• TASK OBJECTIVE: Pick out and copy every line below that has the word "JSON".

• ENTRIES:
□ □ □ □ □
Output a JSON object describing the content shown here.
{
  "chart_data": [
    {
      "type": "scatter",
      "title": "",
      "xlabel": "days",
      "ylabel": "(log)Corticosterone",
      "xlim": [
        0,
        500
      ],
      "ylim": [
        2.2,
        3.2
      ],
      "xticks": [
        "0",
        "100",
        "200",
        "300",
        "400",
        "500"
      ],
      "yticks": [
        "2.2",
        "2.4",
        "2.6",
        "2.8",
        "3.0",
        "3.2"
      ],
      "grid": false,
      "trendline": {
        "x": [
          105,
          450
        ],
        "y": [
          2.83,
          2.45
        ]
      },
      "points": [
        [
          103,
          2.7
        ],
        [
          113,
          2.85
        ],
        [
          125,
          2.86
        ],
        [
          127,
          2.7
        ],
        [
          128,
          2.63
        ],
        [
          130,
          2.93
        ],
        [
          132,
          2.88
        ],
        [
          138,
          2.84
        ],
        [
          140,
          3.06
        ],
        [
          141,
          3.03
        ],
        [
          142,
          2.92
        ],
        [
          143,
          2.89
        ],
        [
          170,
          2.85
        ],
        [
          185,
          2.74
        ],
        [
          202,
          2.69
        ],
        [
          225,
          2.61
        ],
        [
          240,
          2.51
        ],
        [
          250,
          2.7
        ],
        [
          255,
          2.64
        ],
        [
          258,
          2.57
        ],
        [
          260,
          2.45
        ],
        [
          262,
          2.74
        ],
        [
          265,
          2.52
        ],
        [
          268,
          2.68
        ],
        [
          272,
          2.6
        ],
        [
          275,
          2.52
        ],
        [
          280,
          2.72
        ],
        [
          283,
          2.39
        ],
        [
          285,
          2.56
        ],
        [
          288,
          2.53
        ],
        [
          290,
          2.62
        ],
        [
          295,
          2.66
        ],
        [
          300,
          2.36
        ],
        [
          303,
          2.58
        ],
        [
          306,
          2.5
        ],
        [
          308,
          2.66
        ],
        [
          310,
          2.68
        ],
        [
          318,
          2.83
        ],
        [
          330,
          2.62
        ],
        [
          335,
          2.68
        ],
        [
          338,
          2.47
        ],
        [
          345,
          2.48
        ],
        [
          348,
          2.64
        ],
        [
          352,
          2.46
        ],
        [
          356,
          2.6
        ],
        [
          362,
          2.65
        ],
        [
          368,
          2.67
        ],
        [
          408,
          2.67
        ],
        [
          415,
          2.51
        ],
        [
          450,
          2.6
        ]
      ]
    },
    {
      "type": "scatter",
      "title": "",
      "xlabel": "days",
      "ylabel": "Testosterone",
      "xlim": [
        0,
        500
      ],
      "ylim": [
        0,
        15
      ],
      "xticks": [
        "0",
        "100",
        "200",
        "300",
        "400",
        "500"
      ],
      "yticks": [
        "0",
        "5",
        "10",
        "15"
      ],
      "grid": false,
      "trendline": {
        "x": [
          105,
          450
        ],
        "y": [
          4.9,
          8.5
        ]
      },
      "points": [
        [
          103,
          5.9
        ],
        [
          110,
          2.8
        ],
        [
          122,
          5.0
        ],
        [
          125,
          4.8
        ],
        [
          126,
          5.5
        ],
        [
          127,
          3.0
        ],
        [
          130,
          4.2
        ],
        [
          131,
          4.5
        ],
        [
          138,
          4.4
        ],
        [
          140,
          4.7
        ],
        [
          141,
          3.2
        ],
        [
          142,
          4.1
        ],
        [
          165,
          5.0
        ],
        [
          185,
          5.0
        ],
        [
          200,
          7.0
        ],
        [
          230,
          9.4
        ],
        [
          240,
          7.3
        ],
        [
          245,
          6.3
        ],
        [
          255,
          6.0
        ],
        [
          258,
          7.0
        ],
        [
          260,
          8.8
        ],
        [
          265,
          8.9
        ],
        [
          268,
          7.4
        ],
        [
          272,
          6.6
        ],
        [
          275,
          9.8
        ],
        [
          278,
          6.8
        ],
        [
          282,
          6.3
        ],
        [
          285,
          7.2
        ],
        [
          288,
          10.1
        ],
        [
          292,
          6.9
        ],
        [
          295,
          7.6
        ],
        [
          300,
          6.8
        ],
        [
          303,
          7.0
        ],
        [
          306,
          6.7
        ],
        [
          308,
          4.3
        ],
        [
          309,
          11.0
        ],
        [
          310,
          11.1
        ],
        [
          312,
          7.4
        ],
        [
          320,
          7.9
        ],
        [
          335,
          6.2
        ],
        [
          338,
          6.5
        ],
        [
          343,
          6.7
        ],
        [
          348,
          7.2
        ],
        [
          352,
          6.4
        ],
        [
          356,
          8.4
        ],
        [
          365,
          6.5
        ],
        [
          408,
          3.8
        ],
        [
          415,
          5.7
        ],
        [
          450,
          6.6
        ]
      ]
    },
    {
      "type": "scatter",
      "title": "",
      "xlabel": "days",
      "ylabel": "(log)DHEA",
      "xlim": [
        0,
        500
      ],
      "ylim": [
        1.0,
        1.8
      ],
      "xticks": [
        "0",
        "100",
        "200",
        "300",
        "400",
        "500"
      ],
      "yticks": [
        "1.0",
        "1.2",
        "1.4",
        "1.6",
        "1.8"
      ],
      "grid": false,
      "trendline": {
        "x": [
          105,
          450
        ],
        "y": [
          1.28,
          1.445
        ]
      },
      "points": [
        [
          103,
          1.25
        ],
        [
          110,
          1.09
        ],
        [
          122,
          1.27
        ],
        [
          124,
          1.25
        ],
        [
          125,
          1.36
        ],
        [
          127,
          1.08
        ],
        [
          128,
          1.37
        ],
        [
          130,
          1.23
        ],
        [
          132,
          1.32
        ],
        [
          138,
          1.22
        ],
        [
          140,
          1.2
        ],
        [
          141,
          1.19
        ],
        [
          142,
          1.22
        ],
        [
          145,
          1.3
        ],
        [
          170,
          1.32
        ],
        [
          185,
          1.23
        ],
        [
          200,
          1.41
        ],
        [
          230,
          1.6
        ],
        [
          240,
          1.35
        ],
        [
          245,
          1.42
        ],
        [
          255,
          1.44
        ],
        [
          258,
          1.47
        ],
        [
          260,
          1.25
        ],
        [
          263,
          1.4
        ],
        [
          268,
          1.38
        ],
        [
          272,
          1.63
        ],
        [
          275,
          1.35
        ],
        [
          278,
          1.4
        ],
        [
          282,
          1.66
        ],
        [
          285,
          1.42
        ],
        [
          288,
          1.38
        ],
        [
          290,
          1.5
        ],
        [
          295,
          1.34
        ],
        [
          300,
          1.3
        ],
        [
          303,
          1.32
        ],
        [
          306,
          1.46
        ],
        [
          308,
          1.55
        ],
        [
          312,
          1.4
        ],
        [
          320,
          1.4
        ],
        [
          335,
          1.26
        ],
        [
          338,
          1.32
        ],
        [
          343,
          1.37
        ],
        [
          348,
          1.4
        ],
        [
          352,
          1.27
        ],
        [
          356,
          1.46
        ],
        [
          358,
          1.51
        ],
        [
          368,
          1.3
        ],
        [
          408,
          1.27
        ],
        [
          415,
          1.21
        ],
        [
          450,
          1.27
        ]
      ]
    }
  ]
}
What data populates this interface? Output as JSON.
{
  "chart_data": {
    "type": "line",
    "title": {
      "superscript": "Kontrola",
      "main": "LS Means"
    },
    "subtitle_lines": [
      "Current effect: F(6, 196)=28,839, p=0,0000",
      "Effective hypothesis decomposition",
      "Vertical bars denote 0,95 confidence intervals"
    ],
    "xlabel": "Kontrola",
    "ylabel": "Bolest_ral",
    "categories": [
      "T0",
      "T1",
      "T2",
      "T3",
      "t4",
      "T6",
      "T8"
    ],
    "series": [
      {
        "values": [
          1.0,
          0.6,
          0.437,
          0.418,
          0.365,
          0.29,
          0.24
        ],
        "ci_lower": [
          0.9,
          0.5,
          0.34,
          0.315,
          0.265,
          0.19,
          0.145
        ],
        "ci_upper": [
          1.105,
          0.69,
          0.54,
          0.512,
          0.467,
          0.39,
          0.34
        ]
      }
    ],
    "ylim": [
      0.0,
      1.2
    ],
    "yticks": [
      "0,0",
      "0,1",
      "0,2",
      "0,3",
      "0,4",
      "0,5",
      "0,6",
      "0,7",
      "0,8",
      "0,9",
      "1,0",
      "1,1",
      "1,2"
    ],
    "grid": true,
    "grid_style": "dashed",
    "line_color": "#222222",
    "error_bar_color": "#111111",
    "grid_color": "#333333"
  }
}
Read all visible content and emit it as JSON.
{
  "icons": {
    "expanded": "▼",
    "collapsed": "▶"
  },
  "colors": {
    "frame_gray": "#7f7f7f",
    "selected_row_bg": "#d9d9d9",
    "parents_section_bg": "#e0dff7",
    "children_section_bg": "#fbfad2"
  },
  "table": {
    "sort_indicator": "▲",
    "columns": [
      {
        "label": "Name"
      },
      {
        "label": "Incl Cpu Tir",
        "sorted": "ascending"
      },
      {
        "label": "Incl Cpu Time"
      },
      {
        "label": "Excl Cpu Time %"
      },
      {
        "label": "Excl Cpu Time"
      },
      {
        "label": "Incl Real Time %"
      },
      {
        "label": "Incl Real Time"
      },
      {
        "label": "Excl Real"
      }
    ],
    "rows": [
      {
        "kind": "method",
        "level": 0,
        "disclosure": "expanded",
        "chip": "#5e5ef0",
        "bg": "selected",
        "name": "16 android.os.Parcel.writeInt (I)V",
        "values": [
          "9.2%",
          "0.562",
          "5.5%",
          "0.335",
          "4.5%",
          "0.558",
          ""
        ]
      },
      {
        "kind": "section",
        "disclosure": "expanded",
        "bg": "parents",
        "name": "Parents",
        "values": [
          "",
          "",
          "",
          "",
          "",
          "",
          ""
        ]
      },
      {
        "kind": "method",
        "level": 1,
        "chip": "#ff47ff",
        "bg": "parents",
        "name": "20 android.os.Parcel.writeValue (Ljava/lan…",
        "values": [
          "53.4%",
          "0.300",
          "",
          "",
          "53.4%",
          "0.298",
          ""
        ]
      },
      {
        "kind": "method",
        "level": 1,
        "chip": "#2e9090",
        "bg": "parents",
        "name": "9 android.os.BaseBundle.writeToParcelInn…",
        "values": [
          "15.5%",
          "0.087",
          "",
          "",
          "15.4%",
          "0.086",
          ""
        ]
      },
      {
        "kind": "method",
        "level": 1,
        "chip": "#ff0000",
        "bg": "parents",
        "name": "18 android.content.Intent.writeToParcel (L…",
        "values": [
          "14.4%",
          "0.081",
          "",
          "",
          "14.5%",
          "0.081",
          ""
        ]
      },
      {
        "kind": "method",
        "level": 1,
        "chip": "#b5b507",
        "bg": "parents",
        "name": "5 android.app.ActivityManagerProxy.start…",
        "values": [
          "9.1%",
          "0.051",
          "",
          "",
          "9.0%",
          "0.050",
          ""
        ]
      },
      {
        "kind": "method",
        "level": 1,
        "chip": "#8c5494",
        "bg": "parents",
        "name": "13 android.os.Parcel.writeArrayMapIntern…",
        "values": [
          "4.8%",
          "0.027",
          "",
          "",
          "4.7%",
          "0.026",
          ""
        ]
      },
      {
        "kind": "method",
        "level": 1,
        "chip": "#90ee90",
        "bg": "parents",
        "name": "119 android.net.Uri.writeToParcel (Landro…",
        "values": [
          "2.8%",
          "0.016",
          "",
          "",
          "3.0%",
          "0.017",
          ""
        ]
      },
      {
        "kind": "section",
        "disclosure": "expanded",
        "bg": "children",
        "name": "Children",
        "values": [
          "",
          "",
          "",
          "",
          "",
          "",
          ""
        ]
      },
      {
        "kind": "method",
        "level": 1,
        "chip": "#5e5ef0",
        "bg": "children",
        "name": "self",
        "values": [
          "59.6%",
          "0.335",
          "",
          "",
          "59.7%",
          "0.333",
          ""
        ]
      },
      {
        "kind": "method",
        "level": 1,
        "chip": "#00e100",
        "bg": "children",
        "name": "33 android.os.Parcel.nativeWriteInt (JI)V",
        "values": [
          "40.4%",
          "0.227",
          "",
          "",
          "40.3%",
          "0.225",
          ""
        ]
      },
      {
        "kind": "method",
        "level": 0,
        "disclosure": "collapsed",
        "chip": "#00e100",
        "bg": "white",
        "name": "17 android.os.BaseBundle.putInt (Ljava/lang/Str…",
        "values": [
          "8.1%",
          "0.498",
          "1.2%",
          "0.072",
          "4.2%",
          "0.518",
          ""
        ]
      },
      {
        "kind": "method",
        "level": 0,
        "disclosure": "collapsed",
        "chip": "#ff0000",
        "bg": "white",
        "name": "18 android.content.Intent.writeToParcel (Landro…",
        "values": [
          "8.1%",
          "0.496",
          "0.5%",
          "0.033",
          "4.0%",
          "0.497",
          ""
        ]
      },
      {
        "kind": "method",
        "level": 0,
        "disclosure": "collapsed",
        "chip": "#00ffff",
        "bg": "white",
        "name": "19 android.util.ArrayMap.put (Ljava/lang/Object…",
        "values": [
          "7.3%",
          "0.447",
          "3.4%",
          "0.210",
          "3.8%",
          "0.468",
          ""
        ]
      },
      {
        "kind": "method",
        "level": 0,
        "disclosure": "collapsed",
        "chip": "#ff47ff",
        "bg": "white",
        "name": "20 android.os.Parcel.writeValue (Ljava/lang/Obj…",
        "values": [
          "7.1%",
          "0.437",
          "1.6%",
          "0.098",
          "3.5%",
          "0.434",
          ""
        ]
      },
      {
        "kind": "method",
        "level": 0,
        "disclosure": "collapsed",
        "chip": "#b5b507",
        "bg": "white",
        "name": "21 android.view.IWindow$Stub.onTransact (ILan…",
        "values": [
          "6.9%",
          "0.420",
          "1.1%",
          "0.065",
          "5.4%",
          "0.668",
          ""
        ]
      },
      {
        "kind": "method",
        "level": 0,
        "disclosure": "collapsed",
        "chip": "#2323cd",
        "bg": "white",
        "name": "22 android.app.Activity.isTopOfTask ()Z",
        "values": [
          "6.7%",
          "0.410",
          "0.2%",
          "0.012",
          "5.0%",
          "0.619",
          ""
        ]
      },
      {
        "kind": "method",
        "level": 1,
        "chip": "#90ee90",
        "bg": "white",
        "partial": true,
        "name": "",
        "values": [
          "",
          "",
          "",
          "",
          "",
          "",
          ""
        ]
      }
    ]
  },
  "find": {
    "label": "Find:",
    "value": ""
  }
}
□ □ □ □ □
• TASK OUTPUT:
Output a JSON object describing the content shown here.
What data populates this interface? Output as JSON.
Read all visible content and emit it as JSON.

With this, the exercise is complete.